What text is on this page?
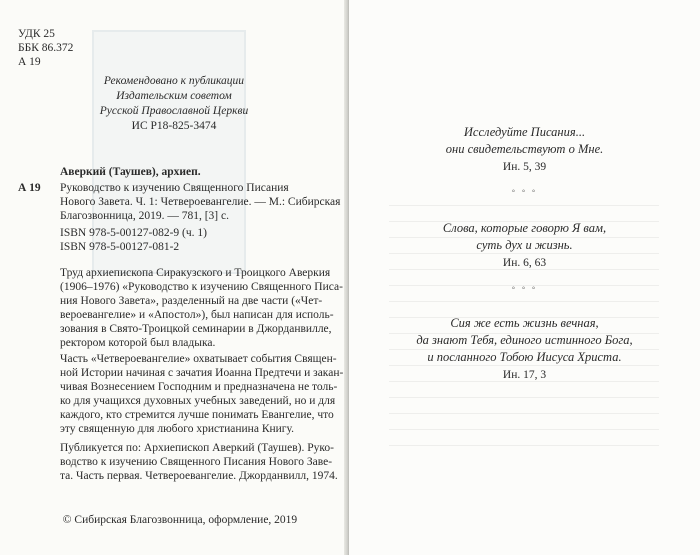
УДК 25
ББК 86.372
А 19
Рекомендовано к публикации
Издательским советом
Русской Православной Церкви
ИС Р18-825-3474
Аверкий (Таушев), архиеп.
А 19 Руководство к изучению Священного Писания
Нового Завета. Ч. 1: Четвероевангелие. — М.: Сибирская
Благозвонница, 2019. — 781, [3] с.
ISBN 978-5-00127-082-9 (ч. 1)
ISBN 978-5-00127-081-2
Труд архиепископа Сиракузского и Троицкого Аверкия
(1906–1976) «Руководство к изучению Священного Писа-
ния Нового Завета», разделенный на две части («Чет-
вероевангелие» и «Апостол»), был написан для исполь-
зования в Свято-Троицкой семинарии в Джорданвилле,
ректором которой был владыка.
Часть «Четвероевангелие» охватывает события Священ-
ной Истории начиная с зачатия Иоанна Предтечи и закан-
чивая Вознесением Господним и предназначена не толь-
ко для учащихся духовных учебных заведений, но и для
каждого, кто стремится лучше понимать Евангелие, что
эту священную для любого христианина Книгу.
Публикуется по: Архиепископ Аверкий (Таушев). Руко-
водство к изучению Священного Писания Нового Заве-
та. Часть первая. Четвероевангелие. Джорданвилл, 1974.
© Сибирская Благозвонница, оформление, 2019
Исследуйте Писания...
они свидетельствуют о Мне.
Ин. 5, 39
◦ ◦ ◦
Слова, которые говорю Я вам,
суть дух и жизнь.
Ин. 6, 63
◦ ◦ ◦
Сия же есть жизнь вечная,
да знают Тебя, единого истинного Бога,
и посланного Тобою Иисуса Христа.
Ин. 17, 3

========================

(TASK DESCRIPTION): Leave out the pictures and give the listing above again exactly.

(EXERCISE ANSWER):
What text is on this page?
УДК 25
ББК 86.372
А 19
Рекомендовано к публикации
Издательским советом
Русской Православной Церкви
ИС Р18-825-3474
Аверкий (Таушев), архиеп.
А 19 Руководство к изучению Священного Писания
Нового Завета. Ч. 1: Четвероевангелие. — М.: Сибирская
Благозвонница, 2019. — 781, [3] с.
ISBN 978-5-00127-082-9 (ч. 1)
ISBN 978-5-00127-081-2
Труд архиепископа Сиракузского и Троицкого Аверкия
(1906–1976) «Руководство к изучению Священного Писа-
ния Нового Завета», разделенный на две части («Чет-
вероевангелие» и «Апостол»), был написан для исполь-
зования в Свято-Троицкой семинарии в Джорданвилле,
ректором которой был владыка.
Часть «Четвероевангелие» охватывает события Священ-
ной Истории начиная с зачатия Иоанна Предтечи и закан-
чивая Вознесением Господним и предназначена не толь-
ко для учащихся духовных учебных заведений, но и для
каждого, кто стремится лучше понимать Евангелие, что
эту священную для любого христианина Книгу.
Публикуется по: Архиепископ Аверкий (Таушев). Руко-
водство к изучению Священного Писания Нового Заве-
та. Часть первая. Четвероевангелие. Джорданвилл, 1974.
© Сибирская Благозвонница, оформление, 2019
Исследуйте Писания...
они свидетельствуют о Мне.
Ин. 5, 39
◦ ◦ ◦
Слова, которые говорю Я вам,
суть дух и жизнь.
Ин. 6, 63
◦ ◦ ◦
Сия же есть жизнь вечная,
да знают Тебя, единого истинного Бога,
и посланного Тобою Иисуса Христа.
Ин. 17, 3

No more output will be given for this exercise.